Data to process:
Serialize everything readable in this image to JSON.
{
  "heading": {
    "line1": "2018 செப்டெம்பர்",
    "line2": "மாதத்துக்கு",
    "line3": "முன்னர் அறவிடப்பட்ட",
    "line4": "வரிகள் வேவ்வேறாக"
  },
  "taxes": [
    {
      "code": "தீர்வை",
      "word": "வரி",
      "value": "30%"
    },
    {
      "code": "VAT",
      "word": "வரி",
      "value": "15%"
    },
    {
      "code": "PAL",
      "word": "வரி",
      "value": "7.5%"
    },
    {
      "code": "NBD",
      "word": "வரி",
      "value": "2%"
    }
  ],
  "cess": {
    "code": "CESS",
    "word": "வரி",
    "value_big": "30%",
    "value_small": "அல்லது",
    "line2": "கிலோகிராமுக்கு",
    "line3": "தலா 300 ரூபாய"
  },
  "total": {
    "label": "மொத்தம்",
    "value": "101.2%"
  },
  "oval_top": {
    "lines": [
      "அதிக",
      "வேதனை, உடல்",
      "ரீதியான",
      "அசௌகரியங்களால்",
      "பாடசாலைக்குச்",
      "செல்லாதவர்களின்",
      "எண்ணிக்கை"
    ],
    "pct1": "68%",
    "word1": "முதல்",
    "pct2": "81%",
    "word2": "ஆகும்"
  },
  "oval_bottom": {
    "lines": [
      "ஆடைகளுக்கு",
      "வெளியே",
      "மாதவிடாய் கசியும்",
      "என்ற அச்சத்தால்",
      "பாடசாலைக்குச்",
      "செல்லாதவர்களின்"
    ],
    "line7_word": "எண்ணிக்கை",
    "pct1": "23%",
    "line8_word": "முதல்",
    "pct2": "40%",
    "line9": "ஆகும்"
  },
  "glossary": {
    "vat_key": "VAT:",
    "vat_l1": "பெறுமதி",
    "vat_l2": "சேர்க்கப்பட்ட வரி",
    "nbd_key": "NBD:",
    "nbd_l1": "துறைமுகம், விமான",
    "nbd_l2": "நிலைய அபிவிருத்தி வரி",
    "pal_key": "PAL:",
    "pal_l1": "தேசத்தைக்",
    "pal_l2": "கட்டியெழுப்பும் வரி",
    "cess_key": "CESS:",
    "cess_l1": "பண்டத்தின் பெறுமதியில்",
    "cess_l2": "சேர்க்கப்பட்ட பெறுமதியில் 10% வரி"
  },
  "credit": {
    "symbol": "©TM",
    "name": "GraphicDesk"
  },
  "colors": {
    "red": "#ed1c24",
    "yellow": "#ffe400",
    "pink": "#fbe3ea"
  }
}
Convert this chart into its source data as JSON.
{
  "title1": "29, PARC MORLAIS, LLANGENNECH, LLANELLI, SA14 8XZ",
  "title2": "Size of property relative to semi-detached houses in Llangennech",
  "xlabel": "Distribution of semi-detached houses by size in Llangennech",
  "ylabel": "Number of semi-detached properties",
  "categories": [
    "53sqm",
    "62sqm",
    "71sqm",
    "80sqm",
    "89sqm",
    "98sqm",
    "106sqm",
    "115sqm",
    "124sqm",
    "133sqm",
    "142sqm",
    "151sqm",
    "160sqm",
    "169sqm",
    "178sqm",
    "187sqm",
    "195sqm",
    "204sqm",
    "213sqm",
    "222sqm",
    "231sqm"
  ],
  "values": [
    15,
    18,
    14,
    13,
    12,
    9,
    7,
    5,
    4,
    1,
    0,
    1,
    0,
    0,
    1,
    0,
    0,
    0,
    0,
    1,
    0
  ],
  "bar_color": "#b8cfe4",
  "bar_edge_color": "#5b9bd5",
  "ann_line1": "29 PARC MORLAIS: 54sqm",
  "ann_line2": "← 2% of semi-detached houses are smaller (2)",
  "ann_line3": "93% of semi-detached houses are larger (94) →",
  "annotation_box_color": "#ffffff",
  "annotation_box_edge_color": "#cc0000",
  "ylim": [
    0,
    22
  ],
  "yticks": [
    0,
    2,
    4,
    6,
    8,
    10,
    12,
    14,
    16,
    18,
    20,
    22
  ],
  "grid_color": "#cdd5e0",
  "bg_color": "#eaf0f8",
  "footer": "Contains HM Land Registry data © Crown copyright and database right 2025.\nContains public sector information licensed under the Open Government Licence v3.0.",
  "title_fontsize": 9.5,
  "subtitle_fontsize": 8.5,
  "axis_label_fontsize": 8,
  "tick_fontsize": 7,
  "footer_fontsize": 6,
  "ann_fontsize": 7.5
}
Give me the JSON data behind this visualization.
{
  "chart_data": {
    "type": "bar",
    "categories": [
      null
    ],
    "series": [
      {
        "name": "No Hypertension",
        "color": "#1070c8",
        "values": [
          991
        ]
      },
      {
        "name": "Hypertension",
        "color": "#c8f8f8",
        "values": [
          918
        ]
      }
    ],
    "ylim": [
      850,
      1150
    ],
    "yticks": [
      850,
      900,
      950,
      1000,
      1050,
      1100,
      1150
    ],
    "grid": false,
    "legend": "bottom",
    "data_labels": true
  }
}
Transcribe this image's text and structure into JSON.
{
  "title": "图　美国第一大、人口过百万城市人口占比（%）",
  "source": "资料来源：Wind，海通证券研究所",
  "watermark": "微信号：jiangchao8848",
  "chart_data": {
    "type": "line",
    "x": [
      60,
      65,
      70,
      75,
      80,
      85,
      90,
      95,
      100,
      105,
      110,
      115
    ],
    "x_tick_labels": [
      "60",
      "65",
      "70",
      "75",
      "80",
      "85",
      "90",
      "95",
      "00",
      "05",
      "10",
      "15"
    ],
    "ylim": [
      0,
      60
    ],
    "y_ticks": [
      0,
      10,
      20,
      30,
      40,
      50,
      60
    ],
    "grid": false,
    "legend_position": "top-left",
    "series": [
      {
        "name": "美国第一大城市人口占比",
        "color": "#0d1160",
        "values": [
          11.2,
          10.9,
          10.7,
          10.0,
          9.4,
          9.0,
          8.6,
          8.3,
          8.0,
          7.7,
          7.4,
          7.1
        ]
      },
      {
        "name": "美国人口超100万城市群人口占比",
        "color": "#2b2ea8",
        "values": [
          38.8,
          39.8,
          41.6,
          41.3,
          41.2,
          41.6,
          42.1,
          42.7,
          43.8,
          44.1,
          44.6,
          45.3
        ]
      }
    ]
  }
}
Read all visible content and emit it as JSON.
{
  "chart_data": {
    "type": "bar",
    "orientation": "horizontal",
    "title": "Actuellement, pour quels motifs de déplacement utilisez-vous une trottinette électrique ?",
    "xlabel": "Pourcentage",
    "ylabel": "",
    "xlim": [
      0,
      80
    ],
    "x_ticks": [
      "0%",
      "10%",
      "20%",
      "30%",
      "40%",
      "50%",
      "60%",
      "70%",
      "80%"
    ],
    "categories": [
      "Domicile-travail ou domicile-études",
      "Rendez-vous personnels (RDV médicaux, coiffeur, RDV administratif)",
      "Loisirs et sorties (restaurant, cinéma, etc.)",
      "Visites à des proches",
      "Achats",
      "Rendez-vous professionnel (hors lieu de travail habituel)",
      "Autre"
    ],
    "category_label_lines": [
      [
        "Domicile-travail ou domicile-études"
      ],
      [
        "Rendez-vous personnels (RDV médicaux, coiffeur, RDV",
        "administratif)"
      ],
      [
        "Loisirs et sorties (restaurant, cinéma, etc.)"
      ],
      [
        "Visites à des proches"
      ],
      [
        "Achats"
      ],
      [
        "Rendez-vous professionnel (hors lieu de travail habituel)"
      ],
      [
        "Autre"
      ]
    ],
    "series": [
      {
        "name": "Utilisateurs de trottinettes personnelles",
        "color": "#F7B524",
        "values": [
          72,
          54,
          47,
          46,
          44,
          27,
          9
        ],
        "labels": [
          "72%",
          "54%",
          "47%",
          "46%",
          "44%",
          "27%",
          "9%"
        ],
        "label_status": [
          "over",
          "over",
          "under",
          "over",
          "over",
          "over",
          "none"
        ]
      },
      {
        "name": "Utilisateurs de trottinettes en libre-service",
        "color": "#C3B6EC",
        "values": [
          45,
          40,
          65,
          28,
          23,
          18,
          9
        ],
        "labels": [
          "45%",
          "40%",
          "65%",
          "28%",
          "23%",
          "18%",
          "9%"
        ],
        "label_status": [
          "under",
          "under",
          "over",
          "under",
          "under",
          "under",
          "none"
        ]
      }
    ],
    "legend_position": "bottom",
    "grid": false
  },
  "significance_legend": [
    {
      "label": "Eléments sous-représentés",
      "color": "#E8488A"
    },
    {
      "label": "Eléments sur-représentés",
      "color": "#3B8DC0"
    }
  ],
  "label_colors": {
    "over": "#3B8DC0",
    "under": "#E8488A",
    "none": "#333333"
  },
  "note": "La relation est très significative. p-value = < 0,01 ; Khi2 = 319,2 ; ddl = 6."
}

What to produce:
Copy each line of the preceding data that contains the string "personnels".

Task solution:
      "Rendez-vous personnels (RDV médicaux, coiffeur, RDV administratif)",
        "Rendez-vous personnels (RDV médicaux, coiffeur, RDV",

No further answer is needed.